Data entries
---*---
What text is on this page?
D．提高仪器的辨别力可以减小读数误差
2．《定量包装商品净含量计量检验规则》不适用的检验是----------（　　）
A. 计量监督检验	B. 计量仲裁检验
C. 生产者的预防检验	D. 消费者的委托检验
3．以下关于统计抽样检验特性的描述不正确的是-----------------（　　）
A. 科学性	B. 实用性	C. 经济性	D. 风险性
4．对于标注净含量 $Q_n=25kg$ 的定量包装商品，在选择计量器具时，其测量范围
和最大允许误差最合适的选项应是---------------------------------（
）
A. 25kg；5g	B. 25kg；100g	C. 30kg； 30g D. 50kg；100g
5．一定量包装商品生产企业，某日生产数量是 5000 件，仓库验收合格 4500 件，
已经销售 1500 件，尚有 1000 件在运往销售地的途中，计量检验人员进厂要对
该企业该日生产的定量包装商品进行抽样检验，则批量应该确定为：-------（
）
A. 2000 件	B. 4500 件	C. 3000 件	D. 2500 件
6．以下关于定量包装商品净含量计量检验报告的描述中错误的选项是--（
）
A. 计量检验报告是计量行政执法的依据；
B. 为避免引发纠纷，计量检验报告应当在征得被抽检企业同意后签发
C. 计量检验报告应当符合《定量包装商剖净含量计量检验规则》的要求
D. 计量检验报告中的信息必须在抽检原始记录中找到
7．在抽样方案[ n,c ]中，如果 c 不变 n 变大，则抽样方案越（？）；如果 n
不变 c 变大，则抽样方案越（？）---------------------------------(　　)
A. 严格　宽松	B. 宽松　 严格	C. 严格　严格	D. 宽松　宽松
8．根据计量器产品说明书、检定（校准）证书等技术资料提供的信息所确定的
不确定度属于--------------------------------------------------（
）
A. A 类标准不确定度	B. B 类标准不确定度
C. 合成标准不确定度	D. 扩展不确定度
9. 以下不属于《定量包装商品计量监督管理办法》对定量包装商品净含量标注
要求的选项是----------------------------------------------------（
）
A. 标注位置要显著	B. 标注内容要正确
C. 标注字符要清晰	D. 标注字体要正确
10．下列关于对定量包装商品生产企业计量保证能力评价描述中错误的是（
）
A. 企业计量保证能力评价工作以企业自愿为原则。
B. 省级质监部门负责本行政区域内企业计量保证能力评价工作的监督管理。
---*---
## Task objective
Write every entry out again exactly.

## Final result
What text is on this page?
D．提高仪器的辨别力可以减小读数误差
2．《定量包装商品净含量计量检验规则》不适用的检验是----------（　　）
A. 计量监督检验	B. 计量仲裁检验
C. 生产者的预防检验	D. 消费者的委托检验
3．以下关于统计抽样检验特性的描述不正确的是-----------------（　　）
A. 科学性	B. 实用性	C. 经济性	D. 风险性
4．对于标注净含量 $Q_n=25kg$ 的定量包装商品，在选择计量器具时，其测量范围
和最大允许误差最合适的选项应是---------------------------------（
）
A. 25kg；5g	B. 25kg；100g	C. 30kg； 30g D. 50kg；100g
5．一定量包装商品生产企业，某日生产数量是 5000 件，仓库验收合格 4500 件，
已经销售 1500 件，尚有 1000 件在运往销售地的途中，计量检验人员进厂要对
该企业该日生产的定量包装商品进行抽样检验，则批量应该确定为：-------（
）
A. 2000 件	B. 4500 件	C. 3000 件	D. 2500 件
6．以下关于定量包装商品净含量计量检验报告的描述中错误的选项是--（
）
A. 计量检验报告是计量行政执法的依据；
B. 为避免引发纠纷，计量检验报告应当在征得被抽检企业同意后签发
C. 计量检验报告应当符合《定量包装商剖净含量计量检验规则》的要求
D. 计量检验报告中的信息必须在抽检原始记录中找到
7．在抽样方案[ n,c ]中，如果 c 不变 n 变大，则抽样方案越（？）；如果 n
不变 c 变大，则抽样方案越（？）---------------------------------(　　)
A. 严格　宽松	B. 宽松　 严格	C. 严格　严格	D. 宽松　宽松
8．根据计量器产品说明书、检定（校准）证书等技术资料提供的信息所确定的
不确定度属于--------------------------------------------------（
）
A. A 类标准不确定度	B. B 类标准不确定度
C. 合成标准不确定度	D. 扩展不确定度
9. 以下不属于《定量包装商品计量监督管理办法》对定量包装商品净含量标注
要求的选项是----------------------------------------------------（
）
A. 标注位置要显著	B. 标注内容要正确
C. 标注字符要清晰	D. 标注字体要正确
10．下列关于对定量包装商品生产企业计量保证能力评价描述中错误的是（
）
A. 企业计量保证能力评价工作以企业自愿为原则。
B. 省级质监部门负责本行政区域内企业计量保证能力评价工作的监督管理。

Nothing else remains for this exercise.